** Start INPUT **

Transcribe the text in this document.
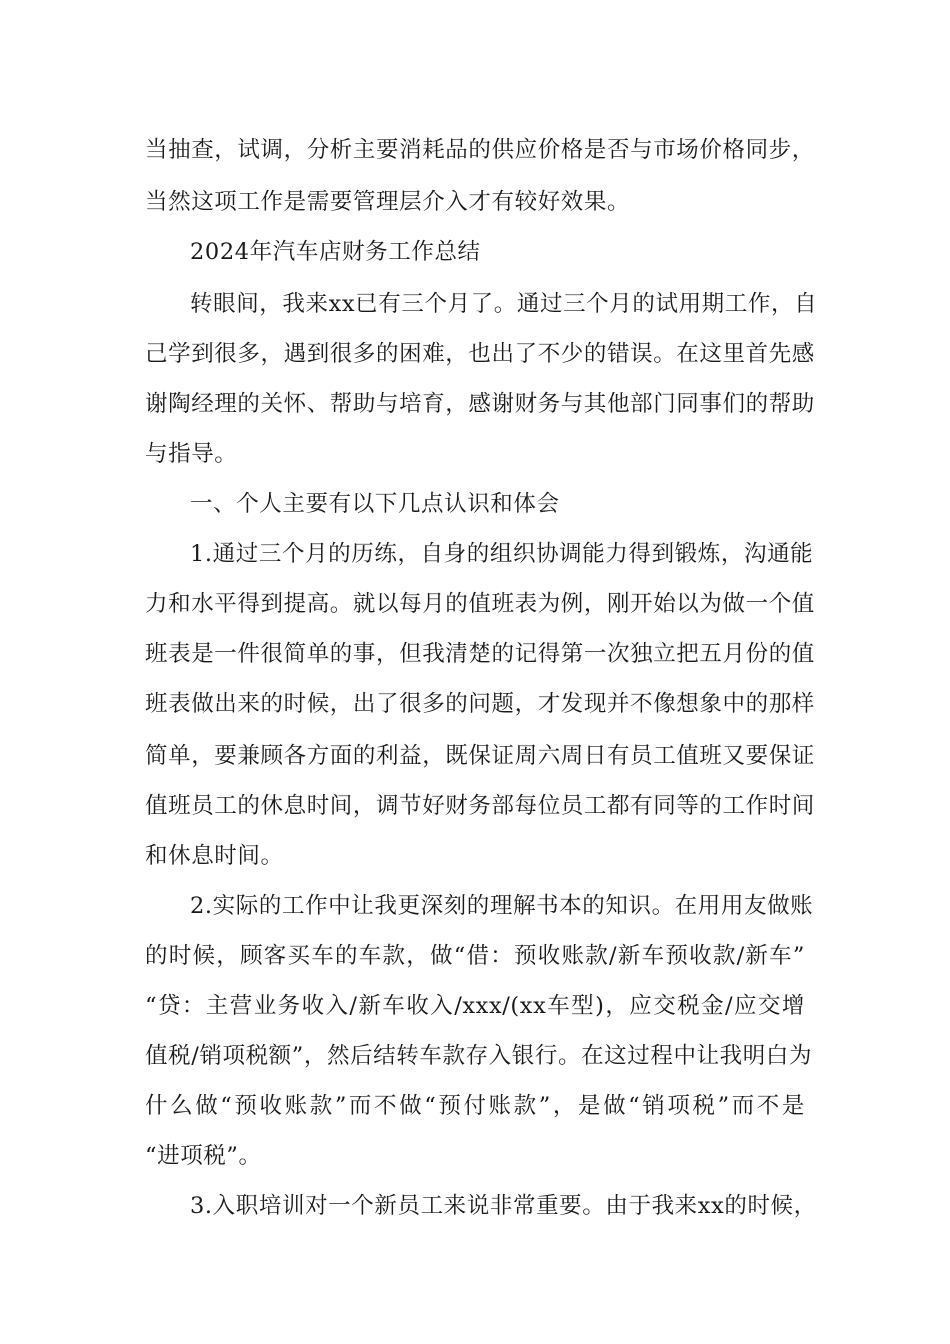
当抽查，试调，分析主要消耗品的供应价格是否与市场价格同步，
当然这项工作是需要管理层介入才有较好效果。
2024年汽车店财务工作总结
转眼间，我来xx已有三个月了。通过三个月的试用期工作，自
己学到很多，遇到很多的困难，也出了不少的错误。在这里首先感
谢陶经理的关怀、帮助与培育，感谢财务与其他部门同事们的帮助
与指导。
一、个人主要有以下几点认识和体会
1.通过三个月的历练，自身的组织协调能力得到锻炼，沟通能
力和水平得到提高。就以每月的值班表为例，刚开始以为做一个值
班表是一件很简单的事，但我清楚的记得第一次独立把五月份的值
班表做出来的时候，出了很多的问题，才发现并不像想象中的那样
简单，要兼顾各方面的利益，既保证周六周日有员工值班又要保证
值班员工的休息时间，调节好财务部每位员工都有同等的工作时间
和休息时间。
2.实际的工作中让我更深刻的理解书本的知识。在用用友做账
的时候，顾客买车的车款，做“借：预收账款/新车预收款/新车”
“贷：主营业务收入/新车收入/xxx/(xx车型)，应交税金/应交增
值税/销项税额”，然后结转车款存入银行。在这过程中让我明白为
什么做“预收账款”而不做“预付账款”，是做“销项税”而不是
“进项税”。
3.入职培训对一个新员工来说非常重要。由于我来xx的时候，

** End INPUT **

* _EXERCISE GOAL_
Copy the listing exactly. Any image in it stays out of the copy.

* _ANSWER TO THE PROBLEM_
Transcribe the text in this document.
当抽查，试调，分析主要消耗品的供应价格是否与市场价格同步，
当然这项工作是需要管理层介入才有较好效果。
2024年汽车店财务工作总结
转眼间，我来xx已有三个月了。通过三个月的试用期工作，自
己学到很多，遇到很多的困难，也出了不少的错误。在这里首先感
谢陶经理的关怀、帮助与培育，感谢财务与其他部门同事们的帮助
与指导。
一、个人主要有以下几点认识和体会
1.通过三个月的历练，自身的组织协调能力得到锻炼，沟通能
力和水平得到提高。就以每月的值班表为例，刚开始以为做一个值
班表是一件很简单的事，但我清楚的记得第一次独立把五月份的值
班表做出来的时候，出了很多的问题，才发现并不像想象中的那样
简单，要兼顾各方面的利益，既保证周六周日有员工值班又要保证
值班员工的休息时间，调节好财务部每位员工都有同等的工作时间
和休息时间。
2.实际的工作中让我更深刻的理解书本的知识。在用用友做账
的时候，顾客买车的车款，做“借：预收账款/新车预收款/新车”
“贷：主营业务收入/新车收入/xxx/(xx车型)，应交税金/应交增
值税/销项税额”，然后结转车款存入银行。在这过程中让我明白为
什么做“预收账款”而不做“预付账款”，是做“销项税”而不是
“进项税”。
3.入职培训对一个新员工来说非常重要。由于我来xx的时候，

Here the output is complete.